• _Requirement_: Please copy all the lines that follow, word for word.

• _Exercise input_:
####################

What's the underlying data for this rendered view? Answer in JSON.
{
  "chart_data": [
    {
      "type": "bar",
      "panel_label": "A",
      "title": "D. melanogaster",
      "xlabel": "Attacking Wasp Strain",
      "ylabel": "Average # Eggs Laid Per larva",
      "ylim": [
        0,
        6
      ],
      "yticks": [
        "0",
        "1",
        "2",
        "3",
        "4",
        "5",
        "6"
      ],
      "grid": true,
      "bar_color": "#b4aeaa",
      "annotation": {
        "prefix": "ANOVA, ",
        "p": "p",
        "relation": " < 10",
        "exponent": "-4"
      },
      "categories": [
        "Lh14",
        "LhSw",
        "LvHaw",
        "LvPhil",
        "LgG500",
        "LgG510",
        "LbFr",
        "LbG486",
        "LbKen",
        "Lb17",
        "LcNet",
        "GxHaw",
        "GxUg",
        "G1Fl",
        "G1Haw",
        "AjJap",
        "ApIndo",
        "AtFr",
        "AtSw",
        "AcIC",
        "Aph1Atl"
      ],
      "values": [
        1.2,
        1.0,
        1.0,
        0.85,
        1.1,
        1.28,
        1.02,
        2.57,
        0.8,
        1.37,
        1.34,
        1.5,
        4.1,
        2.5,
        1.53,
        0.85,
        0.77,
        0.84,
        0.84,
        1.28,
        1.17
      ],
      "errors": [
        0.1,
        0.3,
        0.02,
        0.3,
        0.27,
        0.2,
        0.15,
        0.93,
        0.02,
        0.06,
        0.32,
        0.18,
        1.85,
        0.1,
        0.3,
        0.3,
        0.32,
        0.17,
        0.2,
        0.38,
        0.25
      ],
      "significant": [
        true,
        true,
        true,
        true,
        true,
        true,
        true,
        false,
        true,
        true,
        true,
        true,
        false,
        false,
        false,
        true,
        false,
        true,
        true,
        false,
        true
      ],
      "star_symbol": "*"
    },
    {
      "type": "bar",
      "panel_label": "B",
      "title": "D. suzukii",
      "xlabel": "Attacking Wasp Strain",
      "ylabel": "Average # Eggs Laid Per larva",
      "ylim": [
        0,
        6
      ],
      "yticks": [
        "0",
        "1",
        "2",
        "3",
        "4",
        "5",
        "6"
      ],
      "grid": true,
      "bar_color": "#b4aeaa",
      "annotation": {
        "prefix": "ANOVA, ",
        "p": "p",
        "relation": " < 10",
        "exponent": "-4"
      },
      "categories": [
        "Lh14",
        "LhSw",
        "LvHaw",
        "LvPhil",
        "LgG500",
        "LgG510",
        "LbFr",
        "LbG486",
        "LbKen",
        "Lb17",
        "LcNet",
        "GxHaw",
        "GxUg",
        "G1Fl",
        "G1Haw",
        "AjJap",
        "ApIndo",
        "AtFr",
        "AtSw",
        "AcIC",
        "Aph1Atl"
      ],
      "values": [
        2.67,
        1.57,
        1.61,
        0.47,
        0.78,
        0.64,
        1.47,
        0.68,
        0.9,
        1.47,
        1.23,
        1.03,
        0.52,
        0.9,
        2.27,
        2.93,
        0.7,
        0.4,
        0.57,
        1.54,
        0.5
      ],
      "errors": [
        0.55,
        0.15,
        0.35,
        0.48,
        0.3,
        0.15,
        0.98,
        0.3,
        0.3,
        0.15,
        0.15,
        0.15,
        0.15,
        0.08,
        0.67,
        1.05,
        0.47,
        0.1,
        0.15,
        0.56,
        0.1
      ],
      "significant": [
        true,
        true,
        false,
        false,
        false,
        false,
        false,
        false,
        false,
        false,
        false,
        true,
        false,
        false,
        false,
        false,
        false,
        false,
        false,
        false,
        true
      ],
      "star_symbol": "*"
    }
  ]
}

####################

• _Answer to the exercise_:
What's the underlying data for this rendered view? Answer in JSON.
{
  "chart_data": [
    {
      "type": "bar",
      "panel_label": "A",
      "title": "D. melanogaster",
      "xlabel": "Attacking Wasp Strain",
      "ylabel": "Average # Eggs Laid Per larva",
      "ylim": [
        0,
        6
      ],
      "yticks": [
        "0",
        "1",
        "2",
        "3",
        "4",
        "5",
        "6"
      ],
      "grid": true,
      "bar_color": "#b4aeaa",
      "annotation": {
        "prefix": "ANOVA, ",
        "p": "p",
        "relation": " < 10",
        "exponent": "-4"
      },
      "categories": [
        "Lh14",
        "LhSw",
        "LvHaw",
        "LvPhil",
        "LgG500",
        "LgG510",
        "LbFr",
        "LbG486",
        "LbKen",
        "Lb17",
        "LcNet",
        "GxHaw",
        "GxUg",
        "G1Fl",
        "G1Haw",
        "AjJap",
        "ApIndo",
        "AtFr",
        "AtSw",
        "AcIC",
        "Aph1Atl"
      ],
      "values": [
        1.2,
        1.0,
        1.0,
        0.85,
        1.1,
        1.28,
        1.02,
        2.57,
        0.8,
        1.37,
        1.34,
        1.5,
        4.1,
        2.5,
        1.53,
        0.85,
        0.77,
        0.84,
        0.84,
        1.28,
        1.17
      ],
      "errors": [
        0.1,
        0.3,
        0.02,
        0.3,
        0.27,
        0.2,
        0.15,
        0.93,
        0.02,
        0.06,
        0.32,
        0.18,
        1.85,
        0.1,
        0.3,
        0.3,
        0.32,
        0.17,
        0.2,
        0.38,
        0.25
      ],
      "significant": [
        true,
        true,
        true,
        true,
        true,
        true,
        true,
        false,
        true,
        true,
        true,
        true,
        false,
        false,
        false,
        true,
        false,
        true,
        true,
        false,
        true
      ],
      "star_symbol": "*"
    },
    {
      "type": "bar",
      "panel_label": "B",
      "title": "D. suzukii",
      "xlabel": "Attacking Wasp Strain",
      "ylabel": "Average # Eggs Laid Per larva",
      "ylim": [
        0,
        6
      ],
      "yticks": [
        "0",
        "1",
        "2",
        "3",
        "4",
        "5",
        "6"
      ],
      "grid": true,
      "bar_color": "#b4aeaa",
      "annotation": {
        "prefix": "ANOVA, ",
        "p": "p",
        "relation": " < 10",
        "exponent": "-4"
      },
      "categories": [
        "Lh14",
        "LhSw",
        "LvHaw",
        "LvPhil",
        "LgG500",
        "LgG510",
        "LbFr",
        "LbG486",
        "LbKen",
        "Lb17",
        "LcNet",
        "GxHaw",
        "GxUg",
        "G1Fl",
        "G1Haw",
        "AjJap",
        "ApIndo",
        "AtFr",
        "AtSw",
        "AcIC",
        "Aph1Atl"
      ],
      "values": [
        2.67,
        1.57,
        1.61,
        0.47,
        0.78,
        0.64,
        1.47,
        0.68,
        0.9,
        1.47,
        1.23,
        1.03,
        0.52,
        0.9,
        2.27,
        2.93,
        0.7,
        0.4,
        0.57,
        1.54,
        0.5
      ],
      "errors": [
        0.55,
        0.15,
        0.35,
        0.48,
        0.3,
        0.15,
        0.98,
        0.3,
        0.3,
        0.15,
        0.15,
        0.15,
        0.15,
        0.08,
        0.67,
        1.05,
        0.47,
        0.1,
        0.15,
        0.56,
        0.1
      ],
      "significant": [
        true,
        true,
        false,
        false,
        false,
        false,
        false,
        false,
        false,
        false,
        false,
        true,
        false,
        false,
        false,
        false,
        false,
        false,
        false,
        false,
        true
      ],
      "star_symbol": "*"
    }
  ]
}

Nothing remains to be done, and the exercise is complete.